-- START --
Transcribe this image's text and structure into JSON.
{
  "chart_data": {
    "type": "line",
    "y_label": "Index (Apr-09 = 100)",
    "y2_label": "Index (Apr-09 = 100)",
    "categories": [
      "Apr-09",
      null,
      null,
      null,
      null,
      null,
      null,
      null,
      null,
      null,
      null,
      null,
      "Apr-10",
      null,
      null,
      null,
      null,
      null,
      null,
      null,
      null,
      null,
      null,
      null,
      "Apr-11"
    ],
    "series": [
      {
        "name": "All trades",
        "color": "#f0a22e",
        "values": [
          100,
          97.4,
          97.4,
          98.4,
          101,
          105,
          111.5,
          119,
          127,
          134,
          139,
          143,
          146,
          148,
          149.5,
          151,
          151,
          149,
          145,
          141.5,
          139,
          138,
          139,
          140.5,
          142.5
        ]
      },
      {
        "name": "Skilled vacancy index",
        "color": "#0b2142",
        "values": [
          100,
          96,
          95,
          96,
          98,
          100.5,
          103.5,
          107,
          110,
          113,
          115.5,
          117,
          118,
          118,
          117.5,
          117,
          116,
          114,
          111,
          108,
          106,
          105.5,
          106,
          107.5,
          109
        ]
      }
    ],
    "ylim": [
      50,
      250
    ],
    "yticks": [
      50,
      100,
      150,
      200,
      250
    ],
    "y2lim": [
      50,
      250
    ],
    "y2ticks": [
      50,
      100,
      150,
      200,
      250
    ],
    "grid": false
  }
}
-- END --
Task directions: Transcribe every line of the data, exactly as it stands.

Written answer:
Transcribe this image's text and structure into JSON.
{
  "chart_data": {
    "type": "line",
    "y_label": "Index (Apr-09 = 100)",
    "y2_label": "Index (Apr-09 = 100)",
    "categories": [
      "Apr-09",
      null,
      null,
      null,
      null,
      null,
      null,
      null,
      null,
      null,
      null,
      null,
      "Apr-10",
      null,
      null,
      null,
      null,
      null,
      null,
      null,
      null,
      null,
      null,
      null,
      "Apr-11"
    ],
    "series": [
      {
        "name": "All trades",
        "color": "#f0a22e",
        "values": [
          100,
          97.4,
          97.4,
          98.4,
          101,
          105,
          111.5,
          119,
          127,
          134,
          139,
          143,
          146,
          148,
          149.5,
          151,
          151,
          149,
          145,
          141.5,
          139,
          138,
          139,
          140.5,
          142.5
        ]
      },
      {
        "name": "Skilled vacancy index",
        "color": "#0b2142",
        "values": [
          100,
          96,
          95,
          96,
          98,
          100.5,
          103.5,
          107,
          110,
          113,
          115.5,
          117,
          118,
          118,
          117.5,
          117,
          116,
          114,
          111,
          108,
          106,
          105.5,
          106,
          107.5,
          109
        ]
      }
    ],
    "ylim": [
      50,
      250
    ],
    "yticks": [
      50,
      100,
      150,
      200,
      250
    ],
    "y2lim": [
      50,
      250
    ],
    "y2ticks": [
      50,
      100,
      150,
      200,
      250
    ],
    "grid": false
  }
}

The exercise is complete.